→ **Written request**
Extract every line of the entries below without changing a character, and leave the pictures out of your answer.
____________________
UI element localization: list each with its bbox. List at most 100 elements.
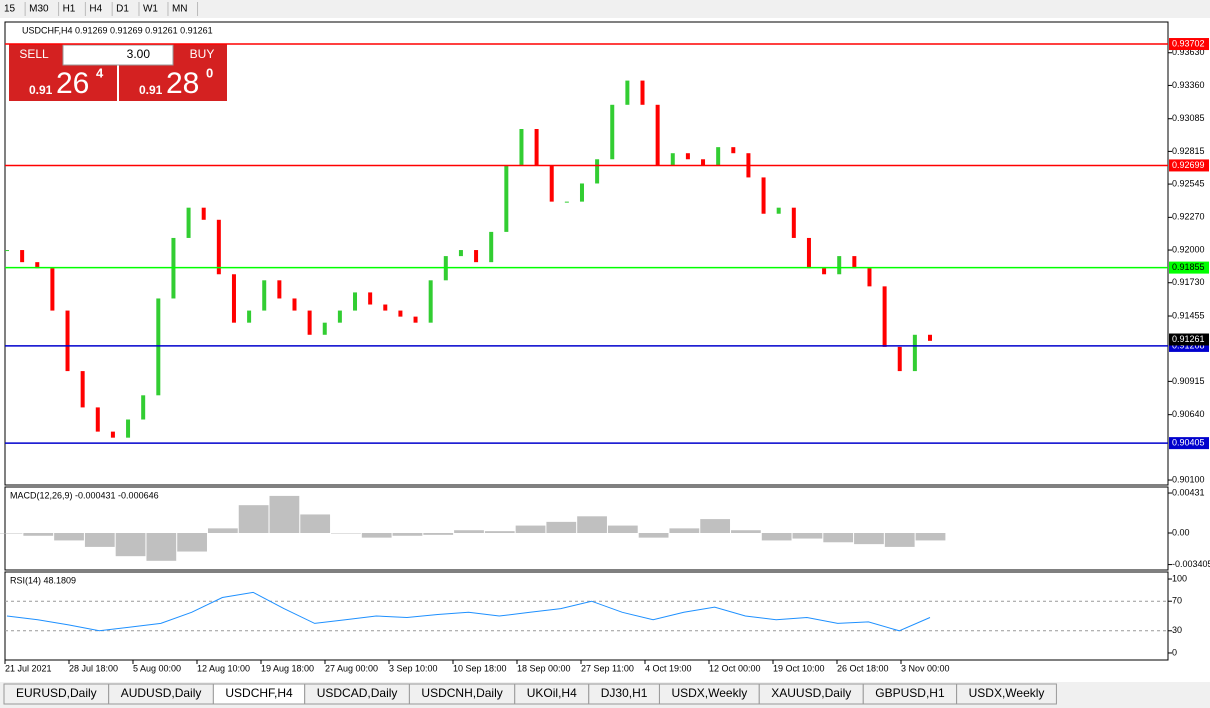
timeframe-button[interactable]: H1 xyxy=(63,4,76,15)
tab[interactable]: USDCAD,Daily xyxy=(304,683,410,705)
candle xyxy=(519,129,524,166)
candle xyxy=(822,268,827,275)
trade-panel: SELL 3.00 BUY 0.91 26 4 0.91 28 0 xyxy=(9,44,227,101)
tab-label: USDCAD,Daily xyxy=(317,686,398,700)
timeframe-button[interactable]: 15 xyxy=(4,4,16,15)
timeframe-button[interactable]: MN xyxy=(172,4,188,15)
y-tick-label: 0.90100 xyxy=(1172,474,1205,484)
tab[interactable]: USDCHF,H4 xyxy=(212,683,306,705)
ask-prefix: 0.91 xyxy=(139,83,163,97)
candle xyxy=(595,159,600,184)
macd-bar xyxy=(792,532,823,539)
tab-label: USDCNH,Daily xyxy=(421,686,502,700)
y-tick-label: 0.92815 xyxy=(1172,146,1205,156)
tab[interactable]: AUDUSD,Daily xyxy=(108,683,214,705)
candle xyxy=(458,250,463,257)
y-tick-label: 0.00431 xyxy=(1172,487,1205,497)
macd-bar xyxy=(607,525,638,533)
candle xyxy=(156,298,161,396)
timeframe-button[interactable]: W1 xyxy=(143,4,158,15)
candle xyxy=(110,431,115,438)
candle xyxy=(549,165,554,202)
candle xyxy=(201,207,206,220)
candle xyxy=(322,322,327,335)
timeframe-button[interactable]: H4 xyxy=(89,4,102,15)
current-price-label: 0.91261 xyxy=(1172,334,1205,344)
timeframe-button[interactable]: D1 xyxy=(116,4,129,15)
candle xyxy=(428,280,433,323)
level-label: 0.93702 xyxy=(1172,38,1205,48)
macd-bar xyxy=(300,514,331,533)
lot-value[interactable]: 3.00 xyxy=(127,47,151,61)
macd-bar xyxy=(269,495,300,533)
y-tick-label: 0.93360 xyxy=(1172,80,1205,90)
candle xyxy=(383,304,388,311)
tab[interactable]: USDCNH,Daily xyxy=(408,683,516,705)
candle xyxy=(701,159,706,166)
tab[interactable]: DJ30,H1 xyxy=(588,683,660,705)
macd-bar xyxy=(577,516,607,533)
x-tick-label: 21 Jul 2021 xyxy=(5,663,52,673)
tab-label: XAUUSD,Daily xyxy=(771,686,851,700)
candle xyxy=(867,268,872,287)
candle xyxy=(882,286,887,347)
bid-prefix: 0.91 xyxy=(29,83,53,97)
candle xyxy=(474,250,479,263)
tab-label: GBPUSD,H1 xyxy=(875,686,945,700)
candle xyxy=(791,207,796,238)
y-tick-label: 0.92545 xyxy=(1172,178,1205,188)
x-tick-label: 18 Sep 00:00 xyxy=(517,663,571,673)
sell-button[interactable]: SELL xyxy=(19,47,49,61)
candle xyxy=(670,153,675,166)
macd-bar xyxy=(115,532,146,557)
macd-bar xyxy=(884,532,915,547)
candle xyxy=(368,292,373,305)
tab-label: USDX,Weekly xyxy=(969,686,1045,700)
level-label-box xyxy=(1169,437,1209,450)
pane-title: RSI(14) 48.1809 xyxy=(10,575,76,585)
rsi-line xyxy=(6,591,931,632)
macd-bar xyxy=(761,532,792,541)
x-tick-label: 5 Aug 00:00 xyxy=(133,663,181,673)
lot-input[interactable] xyxy=(62,44,174,66)
timeframe-button[interactable]: M30 xyxy=(29,4,49,15)
macd-bar xyxy=(423,532,454,535)
candle xyxy=(20,250,25,263)
toolbar xyxy=(0,0,1210,18)
candle xyxy=(655,104,660,166)
x-tick-label: 19 Aug 18:00 xyxy=(261,663,314,673)
tab[interactable]: GBPUSD,H1 xyxy=(862,683,958,705)
candle xyxy=(806,237,811,269)
candle xyxy=(277,280,282,299)
tab[interactable]: EURUSD,Daily xyxy=(3,683,110,705)
candle xyxy=(80,371,85,408)
buy-button[interactable]: BUY xyxy=(190,47,215,61)
macd-bar xyxy=(515,525,546,533)
candle xyxy=(579,183,584,202)
y-tick-label: 0.91455 xyxy=(1172,310,1205,320)
tab[interactable]: USDX,Weekly xyxy=(658,683,760,705)
tab[interactable]: XAUUSD,Daily xyxy=(758,683,864,705)
candle xyxy=(292,298,297,311)
pane-title: MACD(12,26,9) -0.000431 -0.000646 xyxy=(10,490,159,500)
tab[interactable]: UKOil,H4 xyxy=(514,683,590,705)
level-label-box xyxy=(1169,159,1209,172)
candle xyxy=(50,268,55,311)
x-tick-label: 4 Oct 19:00 xyxy=(645,663,692,673)
candle xyxy=(837,256,842,275)
macd-bar xyxy=(700,519,731,533)
macd-bar xyxy=(546,521,577,533)
y-tick-label: 0.90640 xyxy=(1172,409,1205,419)
candle xyxy=(262,280,267,311)
tab-label: UKOil,H4 xyxy=(527,686,577,700)
macd-bar xyxy=(146,532,177,561)
level-label: 0.91855 xyxy=(1172,262,1205,272)
candle xyxy=(504,165,509,232)
candle xyxy=(897,346,902,372)
y-tick-label: 0.00 xyxy=(1172,527,1190,537)
candle xyxy=(231,274,236,323)
y-tick-label: 0.91730 xyxy=(1172,277,1205,287)
tab[interactable]: USDX,Weekly xyxy=(956,683,1057,705)
macd-bar xyxy=(915,532,946,541)
x-tick-label: 12 Oct 00:00 xyxy=(709,663,761,673)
____________________
→ **Task output**
UI element localization: list each with its bbox. List at most 100 elements.
timeframe-button[interactable]: H1 xyxy=(63,4,76,15)
tab[interactable]: USDCAD,Daily xyxy=(304,683,410,705)
candle xyxy=(519,129,524,166)
candle xyxy=(822,268,827,275)
trade-panel: SELL 3.00 BUY 0.91 26 4 0.91 28 0 xyxy=(9,44,227,101)
tab-label: USDCAD,Daily xyxy=(317,686,398,700)
timeframe-button[interactable]: 15 xyxy=(4,4,16,15)
timeframe-button[interactable]: MN xyxy=(172,4,188,15)
y-tick-label: 0.90100 xyxy=(1172,474,1205,484)
tab[interactable]: USDCHF,H4 xyxy=(212,683,306,705)
ask-prefix: 0.91 xyxy=(139,83,163,97)
candle xyxy=(595,159,600,184)
macd-bar xyxy=(792,532,823,539)
tab-label: USDCNH,Daily xyxy=(421,686,502,700)
y-tick-label: 0.92815 xyxy=(1172,146,1205,156)
tab[interactable]: AUDUSD,Daily xyxy=(108,683,214,705)
candle xyxy=(458,250,463,257)
y-tick-label: 0.00431 xyxy=(1172,487,1205,497)
macd-bar xyxy=(607,525,638,533)
candle xyxy=(156,298,161,396)
timeframe-button[interactable]: W1 xyxy=(143,4,158,15)
candle xyxy=(110,431,115,438)
candle xyxy=(549,165,554,202)
candle xyxy=(201,207,206,220)
candle xyxy=(322,322,327,335)
timeframe-button[interactable]: H4 xyxy=(89,4,102,15)
current-price-label: 0.91261 xyxy=(1172,334,1205,344)
timeframe-button[interactable]: D1 xyxy=(116,4,129,15)
candle xyxy=(428,280,433,323)
level-label: 0.93702 xyxy=(1172,38,1205,48)
macd-bar xyxy=(300,514,331,533)
lot-value[interactable]: 3.00 xyxy=(127,47,151,61)
macd-bar xyxy=(269,495,300,533)
y-tick-label: 0.93360 xyxy=(1172,80,1205,90)
candle xyxy=(383,304,388,311)
tab[interactable]: USDCNH,Daily xyxy=(408,683,516,705)
candle xyxy=(701,159,706,166)
tab[interactable]: DJ30,H1 xyxy=(588,683,660,705)
macd-bar xyxy=(577,516,607,533)
x-tick-label: 21 Jul 2021 xyxy=(5,663,52,673)
tab-label: XAUUSD,Daily xyxy=(771,686,851,700)
candle xyxy=(867,268,872,287)
candle xyxy=(882,286,887,347)
bid-prefix: 0.91 xyxy=(29,83,53,97)
candle xyxy=(474,250,479,263)
tab-label: GBPUSD,H1 xyxy=(875,686,945,700)
candle xyxy=(791,207,796,238)
y-tick-label: 0.92545 xyxy=(1172,178,1205,188)
x-tick-label: 18 Sep 00:00 xyxy=(517,663,571,673)
sell-button[interactable]: SELL xyxy=(19,47,49,61)
candle xyxy=(670,153,675,166)
macd-bar xyxy=(115,532,146,557)
macd-bar xyxy=(884,532,915,547)
candle xyxy=(368,292,373,305)
tab-label: USDX,Weekly xyxy=(969,686,1045,700)
level-label-box xyxy=(1169,437,1209,450)
pane-title: RSI(14) 48.1809 xyxy=(10,575,76,585)
rsi-line xyxy=(6,591,931,632)
macd-bar xyxy=(761,532,792,541)
x-tick-label: 5 Aug 00:00 xyxy=(133,663,181,673)
lot-input[interactable] xyxy=(62,44,174,66)
timeframe-button[interactable]: M30 xyxy=(29,4,49,15)
macd-bar xyxy=(423,532,454,535)
candle xyxy=(20,250,25,263)
toolbar xyxy=(0,0,1210,18)
candle xyxy=(655,104,660,166)
x-tick-label: 19 Aug 18:00 xyxy=(261,663,314,673)
tab[interactable]: GBPUSD,H1 xyxy=(862,683,958,705)
candle xyxy=(806,237,811,269)
candle xyxy=(277,280,282,299)
tab[interactable]: EURUSD,Daily xyxy=(3,683,110,705)
candle xyxy=(80,371,85,408)
buy-button[interactable]: BUY xyxy=(190,47,215,61)
macd-bar xyxy=(515,525,546,533)
candle xyxy=(579,183,584,202)
y-tick-label: 0.91455 xyxy=(1172,310,1205,320)
tab[interactable]: USDX,Weekly xyxy=(658,683,760,705)
tab[interactable]: XAUUSD,Daily xyxy=(758,683,864,705)
candle xyxy=(292,298,297,311)
pane-title: MACD(12,26,9) -0.000431 -0.000646 xyxy=(10,490,159,500)
tab[interactable]: UKOil,H4 xyxy=(514,683,590,705)
level-label-box xyxy=(1169,159,1209,172)
candle xyxy=(50,268,55,311)
x-tick-label: 4 Oct 19:00 xyxy=(645,663,692,673)
candle xyxy=(837,256,842,275)
macd-bar xyxy=(700,519,731,533)
macd-bar xyxy=(546,521,577,533)
y-tick-label: 0.90640 xyxy=(1172,409,1205,419)
candle xyxy=(262,280,267,311)
tab-label: UKOil,H4 xyxy=(527,686,577,700)
macd-bar xyxy=(146,532,177,561)
level-label: 0.91855 xyxy=(1172,262,1205,272)
candle xyxy=(504,165,509,232)
candle xyxy=(897,346,902,372)
y-tick-label: 0.00 xyxy=(1172,527,1190,537)
candle xyxy=(231,274,236,323)
y-tick-label: 0.91730 xyxy=(1172,277,1205,287)
tab[interactable]: USDX,Weekly xyxy=(956,683,1057,705)
macd-bar xyxy=(915,532,946,541)
x-tick-label: 12 Oct 00:00 xyxy=(709,663,761,673)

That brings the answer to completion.